#### [Data to process]
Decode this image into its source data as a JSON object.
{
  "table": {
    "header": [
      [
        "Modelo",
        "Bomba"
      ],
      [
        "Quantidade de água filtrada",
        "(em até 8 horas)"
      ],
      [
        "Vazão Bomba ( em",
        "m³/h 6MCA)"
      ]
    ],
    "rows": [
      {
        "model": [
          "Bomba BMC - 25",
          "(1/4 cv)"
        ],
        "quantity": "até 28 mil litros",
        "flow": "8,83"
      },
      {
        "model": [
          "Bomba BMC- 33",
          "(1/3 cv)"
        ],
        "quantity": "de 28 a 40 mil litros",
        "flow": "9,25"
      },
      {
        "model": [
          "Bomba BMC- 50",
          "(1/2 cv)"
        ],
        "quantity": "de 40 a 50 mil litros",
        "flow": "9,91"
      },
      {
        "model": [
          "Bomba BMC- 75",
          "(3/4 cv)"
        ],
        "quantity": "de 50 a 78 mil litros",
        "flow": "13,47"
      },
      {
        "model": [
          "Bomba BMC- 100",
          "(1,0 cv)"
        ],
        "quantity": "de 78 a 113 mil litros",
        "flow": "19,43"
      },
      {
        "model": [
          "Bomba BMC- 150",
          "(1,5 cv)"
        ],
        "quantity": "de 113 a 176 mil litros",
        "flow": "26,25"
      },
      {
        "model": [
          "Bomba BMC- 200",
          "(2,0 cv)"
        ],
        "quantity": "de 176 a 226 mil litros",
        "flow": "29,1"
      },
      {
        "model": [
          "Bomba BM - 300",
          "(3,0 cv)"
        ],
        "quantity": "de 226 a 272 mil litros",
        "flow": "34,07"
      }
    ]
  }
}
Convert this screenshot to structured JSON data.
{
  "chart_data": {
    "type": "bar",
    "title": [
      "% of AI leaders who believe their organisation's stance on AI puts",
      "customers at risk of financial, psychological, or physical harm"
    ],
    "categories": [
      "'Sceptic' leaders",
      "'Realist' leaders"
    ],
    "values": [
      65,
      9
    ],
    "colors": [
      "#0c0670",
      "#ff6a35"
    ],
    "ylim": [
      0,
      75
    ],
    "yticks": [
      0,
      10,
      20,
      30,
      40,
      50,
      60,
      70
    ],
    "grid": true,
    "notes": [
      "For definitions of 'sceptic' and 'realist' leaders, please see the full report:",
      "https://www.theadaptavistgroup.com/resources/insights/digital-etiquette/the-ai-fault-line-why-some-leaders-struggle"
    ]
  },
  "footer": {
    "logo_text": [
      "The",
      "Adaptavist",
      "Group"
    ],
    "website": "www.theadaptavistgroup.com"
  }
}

#### [Stated problem]
Write down the full listing again, exactly.

#### [Finished answer]
Decode this image into its source data as a JSON object.
{
  "table": {
    "header": [
      [
        "Modelo",
        "Bomba"
      ],
      [
        "Quantidade de água filtrada",
        "(em até 8 horas)"
      ],
      [
        "Vazão Bomba ( em",
        "m³/h 6MCA)"
      ]
    ],
    "rows": [
      {
        "model": [
          "Bomba BMC - 25",
          "(1/4 cv)"
        ],
        "quantity": "até 28 mil litros",
        "flow": "8,83"
      },
      {
        "model": [
          "Bomba BMC- 33",
          "(1/3 cv)"
        ],
        "quantity": "de 28 a 40 mil litros",
        "flow": "9,25"
      },
      {
        "model": [
          "Bomba BMC- 50",
          "(1/2 cv)"
        ],
        "quantity": "de 40 a 50 mil litros",
        "flow": "9,91"
      },
      {
        "model": [
          "Bomba BMC- 75",
          "(3/4 cv)"
        ],
        "quantity": "de 50 a 78 mil litros",
        "flow": "13,47"
      },
      {
        "model": [
          "Bomba BMC- 100",
          "(1,0 cv)"
        ],
        "quantity": "de 78 a 113 mil litros",
        "flow": "19,43"
      },
      {
        "model": [
          "Bomba BMC- 150",
          "(1,5 cv)"
        ],
        "quantity": "de 113 a 176 mil litros",
        "flow": "26,25"
      },
      {
        "model": [
          "Bomba BMC- 200",
          "(2,0 cv)"
        ],
        "quantity": "de 176 a 226 mil litros",
        "flow": "29,1"
      },
      {
        "model": [
          "Bomba BM - 300",
          "(3,0 cv)"
        ],
        "quantity": "de 226 a 272 mil litros",
        "flow": "34,07"
      }
    ]
  }
}
Convert this screenshot to structured JSON data.
{
  "chart_data": {
    "type": "bar",
    "title": [
      "% of AI leaders who believe their organisation's stance on AI puts",
      "customers at risk of financial, psychological, or physical harm"
    ],
    "categories": [
      "'Sceptic' leaders",
      "'Realist' leaders"
    ],
    "values": [
      65,
      9
    ],
    "colors": [
      "#0c0670",
      "#ff6a35"
    ],
    "ylim": [
      0,
      75
    ],
    "yticks": [
      0,
      10,
      20,
      30,
      40,
      50,
      60,
      70
    ],
    "grid": true,
    "notes": [
      "For definitions of 'sceptic' and 'realist' leaders, please see the full report:",
      "https://www.theadaptavistgroup.com/resources/insights/digital-etiquette/the-ai-fault-line-why-some-leaders-struggle"
    ]
  },
  "footer": {
    "logo_text": [
      "The",
      "Adaptavist",
      "Group"
    ],
    "website": "www.theadaptavistgroup.com"
  }
}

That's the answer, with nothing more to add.